- **WHAT TO PRODUCE**
Output every entry exactly, from the first line to the last.

- **MATERIAL PROVIDED**
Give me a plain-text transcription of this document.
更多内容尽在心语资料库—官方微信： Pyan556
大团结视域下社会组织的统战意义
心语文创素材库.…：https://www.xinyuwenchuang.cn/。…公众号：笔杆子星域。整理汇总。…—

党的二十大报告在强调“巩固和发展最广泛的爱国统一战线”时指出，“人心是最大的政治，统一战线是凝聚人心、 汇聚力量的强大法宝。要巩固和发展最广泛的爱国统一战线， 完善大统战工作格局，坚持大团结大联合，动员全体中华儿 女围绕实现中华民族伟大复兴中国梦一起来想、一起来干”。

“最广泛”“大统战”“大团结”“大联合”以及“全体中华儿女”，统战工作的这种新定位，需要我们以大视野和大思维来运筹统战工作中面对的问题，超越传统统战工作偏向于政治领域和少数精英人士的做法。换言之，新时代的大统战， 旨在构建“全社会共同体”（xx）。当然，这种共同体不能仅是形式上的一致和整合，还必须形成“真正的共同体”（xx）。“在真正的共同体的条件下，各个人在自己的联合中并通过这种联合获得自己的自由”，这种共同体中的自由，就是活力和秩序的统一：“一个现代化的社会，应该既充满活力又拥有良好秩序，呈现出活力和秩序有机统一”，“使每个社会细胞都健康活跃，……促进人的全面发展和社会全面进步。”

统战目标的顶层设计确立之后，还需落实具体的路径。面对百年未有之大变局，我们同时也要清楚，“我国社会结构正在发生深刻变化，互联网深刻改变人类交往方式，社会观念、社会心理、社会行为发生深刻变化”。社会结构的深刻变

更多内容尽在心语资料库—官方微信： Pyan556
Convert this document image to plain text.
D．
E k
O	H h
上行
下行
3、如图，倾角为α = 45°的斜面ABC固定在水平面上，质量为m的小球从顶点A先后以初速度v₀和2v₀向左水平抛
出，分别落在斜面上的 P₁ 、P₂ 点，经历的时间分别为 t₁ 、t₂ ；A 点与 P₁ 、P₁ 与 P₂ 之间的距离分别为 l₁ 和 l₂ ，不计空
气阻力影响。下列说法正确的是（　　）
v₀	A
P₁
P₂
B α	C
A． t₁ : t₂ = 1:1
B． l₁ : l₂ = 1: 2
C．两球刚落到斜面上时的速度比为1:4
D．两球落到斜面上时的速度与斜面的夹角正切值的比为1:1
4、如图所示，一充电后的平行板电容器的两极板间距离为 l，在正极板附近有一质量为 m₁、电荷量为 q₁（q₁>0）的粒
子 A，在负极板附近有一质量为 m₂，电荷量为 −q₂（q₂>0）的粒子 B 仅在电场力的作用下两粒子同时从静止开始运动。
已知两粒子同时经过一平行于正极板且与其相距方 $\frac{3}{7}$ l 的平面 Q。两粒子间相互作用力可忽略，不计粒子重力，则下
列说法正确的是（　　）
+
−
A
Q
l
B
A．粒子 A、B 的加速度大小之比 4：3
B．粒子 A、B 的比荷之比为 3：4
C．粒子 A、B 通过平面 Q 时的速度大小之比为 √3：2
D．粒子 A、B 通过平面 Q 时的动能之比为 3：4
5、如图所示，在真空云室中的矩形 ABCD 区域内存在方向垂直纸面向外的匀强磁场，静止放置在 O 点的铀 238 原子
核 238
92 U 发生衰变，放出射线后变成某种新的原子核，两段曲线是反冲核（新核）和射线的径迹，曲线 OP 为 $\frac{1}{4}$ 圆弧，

- **RESPONSE FOR THIS EXERCISE**
Give me a plain-text transcription of this document.
更多内容尽在心语资料库—官方微信： Pyan556
大团结视域下社会组织的统战意义
心语文创素材库.…：https://www.xinyuwenchuang.cn/。…公众号：笔杆子星域。整理汇总。…—

党的二十大报告在强调“巩固和发展最广泛的爱国统一战线”时指出，“人心是最大的政治，统一战线是凝聚人心、 汇聚力量的强大法宝。要巩固和发展最广泛的爱国统一战线， 完善大统战工作格局，坚持大团结大联合，动员全体中华儿 女围绕实现中华民族伟大复兴中国梦一起来想、一起来干”。

“最广泛”“大统战”“大团结”“大联合”以及“全体中华儿女”，统战工作的这种新定位，需要我们以大视野和大思维来运筹统战工作中面对的问题，超越传统统战工作偏向于政治领域和少数精英人士的做法。换言之，新时代的大统战， 旨在构建“全社会共同体”（xx）。当然，这种共同体不能仅是形式上的一致和整合，还必须形成“真正的共同体”（xx）。“在真正的共同体的条件下，各个人在自己的联合中并通过这种联合获得自己的自由”，这种共同体中的自由，就是活力和秩序的统一：“一个现代化的社会，应该既充满活力又拥有良好秩序，呈现出活力和秩序有机统一”，“使每个社会细胞都健康活跃，……促进人的全面发展和社会全面进步。”

统战目标的顶层设计确立之后，还需落实具体的路径。面对百年未有之大变局，我们同时也要清楚，“我国社会结构正在发生深刻变化，互联网深刻改变人类交往方式，社会观念、社会心理、社会行为发生深刻变化”。社会结构的深刻变

更多内容尽在心语资料库—官方微信： Pyan556
Convert this document image to plain text.
D．
E k
O	H h
上行
下行
3、如图，倾角为α = 45°的斜面ABC固定在水平面上，质量为m的小球从顶点A先后以初速度v₀和2v₀向左水平抛
出，分别落在斜面上的 P₁ 、P₂ 点，经历的时间分别为 t₁ 、t₂ ；A 点与 P₁ 、P₁ 与 P₂ 之间的距离分别为 l₁ 和 l₂ ，不计空
气阻力影响。下列说法正确的是（　　）
v₀	A
P₁
P₂
B α	C
A． t₁ : t₂ = 1:1
B． l₁ : l₂ = 1: 2
C．两球刚落到斜面上时的速度比为1:4
D．两球落到斜面上时的速度与斜面的夹角正切值的比为1:1
4、如图所示，一充电后的平行板电容器的两极板间距离为 l，在正极板附近有一质量为 m₁、电荷量为 q₁（q₁>0）的粒
子 A，在负极板附近有一质量为 m₂，电荷量为 −q₂（q₂>0）的粒子 B 仅在电场力的作用下两粒子同时从静止开始运动。
已知两粒子同时经过一平行于正极板且与其相距方 $\frac{3}{7}$ l 的平面 Q。两粒子间相互作用力可忽略，不计粒子重力，则下
列说法正确的是（　　）
+
−
A
Q
l
B
A．粒子 A、B 的加速度大小之比 4：3
B．粒子 A、B 的比荷之比为 3：4
C．粒子 A、B 通过平面 Q 时的速度大小之比为 √3：2
D．粒子 A、B 通过平面 Q 时的动能之比为 3：4
5、如图所示，在真空云室中的矩形 ABCD 区域内存在方向垂直纸面向外的匀强磁场，静止放置在 O 点的铀 238 原子
核 238
92 U 发生衰变，放出射线后变成某种新的原子核，两段曲线是反冲核（新核）和射线的径迹，曲线 OP 为 $\frac{1}{4}$ 圆弧，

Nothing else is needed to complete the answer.